TEXTE À LIRE:
☆ ☆ ☆ ☆

Ces rues ne sont pas plus dangereuses que les autres, répond Alexandre Laignel, du Club des villes et territoires cyclables, qui rassemble un millier de collectivités, toutes tailles et couleurs politiques confondues. "On n’a constaté aucun accident dans les voies à double sens depuis trois mois", affirme-t-il. A Lyon, M. Vesco en convient : "On voit le danger en face, cela contribue à pacifier le trafic et notamment à faire descendre les cyclistes des trottoirs. Ainsi, le nombre d’accidents baisse", souligne-t-il. Le Club des villes et territoires cyclables, qui voit dans cet aménagement "un outil majeur" pour inciter les citadins à monter en selle, demande à l’Etat de "prendre sa part de pédagogie".

D’autres équipements urbains, répandus ailleurs, peinent à voir le jour en France. Dans le nord de l’Europe, les cyclistes circulent sur des "avenues vertes". Contrairement à ce que laisse supposer leur nom, il ne s’agit pas de pistes serpentant dans la nature, mais de grands axes urbains où les feux de signalisation sont synchronisés en fonction de la vitesse moyenne d’un cycliste et non de celle des automobilistes. A vélo, tous les feux sont verts, tandis qu’en voiture il faut stopper régulièrement.

☆ ☆ ☆ ☆

EXTRAIT DE DONNÉES:
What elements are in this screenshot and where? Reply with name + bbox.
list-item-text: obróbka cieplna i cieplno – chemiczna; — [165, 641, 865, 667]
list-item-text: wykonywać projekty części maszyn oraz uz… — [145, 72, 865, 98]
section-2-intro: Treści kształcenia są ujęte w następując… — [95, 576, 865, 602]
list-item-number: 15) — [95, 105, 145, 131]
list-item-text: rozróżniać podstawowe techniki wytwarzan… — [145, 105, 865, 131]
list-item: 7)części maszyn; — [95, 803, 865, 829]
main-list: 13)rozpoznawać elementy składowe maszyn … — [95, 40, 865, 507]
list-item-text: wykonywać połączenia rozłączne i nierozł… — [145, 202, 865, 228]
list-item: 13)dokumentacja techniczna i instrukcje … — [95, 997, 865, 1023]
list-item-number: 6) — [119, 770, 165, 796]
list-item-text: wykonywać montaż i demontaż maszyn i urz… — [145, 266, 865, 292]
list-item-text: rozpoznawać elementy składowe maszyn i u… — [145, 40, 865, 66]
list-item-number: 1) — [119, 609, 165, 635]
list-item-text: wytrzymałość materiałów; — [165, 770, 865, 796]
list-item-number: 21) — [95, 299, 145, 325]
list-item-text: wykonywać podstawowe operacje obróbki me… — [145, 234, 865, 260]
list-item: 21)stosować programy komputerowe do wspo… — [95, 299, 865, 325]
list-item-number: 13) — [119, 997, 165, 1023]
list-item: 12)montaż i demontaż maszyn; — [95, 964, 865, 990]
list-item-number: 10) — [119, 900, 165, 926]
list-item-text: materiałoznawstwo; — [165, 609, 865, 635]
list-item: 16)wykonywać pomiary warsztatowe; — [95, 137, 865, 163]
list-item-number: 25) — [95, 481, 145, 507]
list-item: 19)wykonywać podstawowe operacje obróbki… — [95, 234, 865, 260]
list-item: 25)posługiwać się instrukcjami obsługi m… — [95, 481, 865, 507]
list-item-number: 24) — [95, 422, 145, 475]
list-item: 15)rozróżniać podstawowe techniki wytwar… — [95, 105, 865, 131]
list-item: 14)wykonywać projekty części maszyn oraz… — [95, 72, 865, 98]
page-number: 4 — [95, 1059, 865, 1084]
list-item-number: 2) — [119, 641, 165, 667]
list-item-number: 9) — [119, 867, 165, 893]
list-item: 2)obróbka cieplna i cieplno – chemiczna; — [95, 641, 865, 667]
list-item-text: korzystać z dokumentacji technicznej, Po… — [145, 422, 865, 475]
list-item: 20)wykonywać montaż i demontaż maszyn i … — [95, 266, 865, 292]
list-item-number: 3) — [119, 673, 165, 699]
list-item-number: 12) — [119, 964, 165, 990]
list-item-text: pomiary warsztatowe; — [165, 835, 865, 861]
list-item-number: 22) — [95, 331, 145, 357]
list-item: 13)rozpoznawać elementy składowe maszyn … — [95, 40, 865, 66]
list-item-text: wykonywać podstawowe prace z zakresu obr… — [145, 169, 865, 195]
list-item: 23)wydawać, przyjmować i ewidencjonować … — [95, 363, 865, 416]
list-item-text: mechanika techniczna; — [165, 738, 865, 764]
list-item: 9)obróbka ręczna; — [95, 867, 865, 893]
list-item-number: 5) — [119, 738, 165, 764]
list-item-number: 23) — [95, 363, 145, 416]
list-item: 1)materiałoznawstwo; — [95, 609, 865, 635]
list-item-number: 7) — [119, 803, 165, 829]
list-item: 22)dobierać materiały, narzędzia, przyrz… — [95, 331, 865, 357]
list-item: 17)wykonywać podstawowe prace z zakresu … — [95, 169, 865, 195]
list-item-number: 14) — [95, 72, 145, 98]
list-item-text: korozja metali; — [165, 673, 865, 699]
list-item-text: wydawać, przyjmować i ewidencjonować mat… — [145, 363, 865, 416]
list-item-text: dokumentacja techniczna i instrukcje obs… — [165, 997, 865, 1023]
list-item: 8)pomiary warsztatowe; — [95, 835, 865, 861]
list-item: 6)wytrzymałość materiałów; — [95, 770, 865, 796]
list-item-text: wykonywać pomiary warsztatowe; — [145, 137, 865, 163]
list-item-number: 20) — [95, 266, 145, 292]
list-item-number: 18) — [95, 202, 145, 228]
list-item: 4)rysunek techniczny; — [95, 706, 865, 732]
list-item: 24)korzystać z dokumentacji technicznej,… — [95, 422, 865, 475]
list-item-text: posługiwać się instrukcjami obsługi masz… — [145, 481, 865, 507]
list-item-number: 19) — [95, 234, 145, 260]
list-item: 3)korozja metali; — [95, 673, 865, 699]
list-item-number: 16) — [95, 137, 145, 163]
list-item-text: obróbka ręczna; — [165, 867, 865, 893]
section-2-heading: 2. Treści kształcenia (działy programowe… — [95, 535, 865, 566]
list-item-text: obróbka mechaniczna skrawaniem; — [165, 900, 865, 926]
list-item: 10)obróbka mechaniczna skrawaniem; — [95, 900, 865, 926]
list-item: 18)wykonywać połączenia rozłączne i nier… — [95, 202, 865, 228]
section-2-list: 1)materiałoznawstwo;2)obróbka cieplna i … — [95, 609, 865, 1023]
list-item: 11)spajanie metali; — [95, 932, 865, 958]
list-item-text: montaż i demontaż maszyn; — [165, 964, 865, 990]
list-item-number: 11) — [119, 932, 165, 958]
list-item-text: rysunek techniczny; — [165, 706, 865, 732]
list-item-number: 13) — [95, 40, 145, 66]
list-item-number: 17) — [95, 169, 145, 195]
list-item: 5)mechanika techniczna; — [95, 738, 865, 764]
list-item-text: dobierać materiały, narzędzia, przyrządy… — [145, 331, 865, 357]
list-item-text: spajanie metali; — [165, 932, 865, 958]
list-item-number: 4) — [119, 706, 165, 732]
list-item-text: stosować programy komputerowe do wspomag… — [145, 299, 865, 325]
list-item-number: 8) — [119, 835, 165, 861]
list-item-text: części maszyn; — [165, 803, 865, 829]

☆ ☆ ☆ ☆

Poursuivez le texte sur les aménagements cyclables en ville en reprenant juste après sa dernière phrase.

"Culture d’ingénieur"

Aucune ville française n’envisage de modifier aussi radicalement les règles de circulation. "La culture d’ingénieur qui prévaut en France, très marquée par la voiture, peine à envisager le vélo comme un mode rapide et efficace", déplore Véronique Michaud, secrétaire générale du Club des villes et territoires cyclables. Dans l’Hexagone, seuls 2 % à 3 % de citadins pédalent quotidiennement. La proportion atteint 15 % à Berlin et 37 % à Amsterdam.

A Copenhague, où les embouteillages de vélos ne sont pas rares, la municipalité s’emploie avant tout à renforcer "la sécurité et le sentiment de sécurité", affirme Bo Armus Kjelgaard, maire adjoint chargé de l’environnement, qui accueillait, en juin, la conférence Velo-city. Dans la capitale danoise, personne ne peut ignorer les voies cyclables, peintes en bleu ciel lorsqu’elles traversent un carrefour et suffisamment larges pour permettre à deux cyclistes de converser tranquillement tandis qu’un troisième, plus pressé, les double.

La ville de New York a suivi l’exemple nordique. "C’est la copenhaguisation", sourit Janet Sadik Khan, conseillère du maire pour la mobilité , Michael Bloomberg. Plusieurs carrefours emblématiques du coeur de Manhattan, tels que Times Square ou Columbus Circle, ont été aménagés. Les New-Yorkais se sont habitués aux pistes vert pomme qui jalonnent Broadway.

Aux États-Unis, certains employeurs incitent en outre leurs salariés à utiliser leur vélo. "Compte tenu du fonctionnement du système de santé américain, c’est une forme d’investissement", commente Jeff Mapes, auteur d’un récent ouvrage au titre choc, Pedaling Revolution. Et de préciser : "Les entreprises qui financent une partie de la protection sociale ont intérêt à ce que les employés se maintiennent en bonne santé."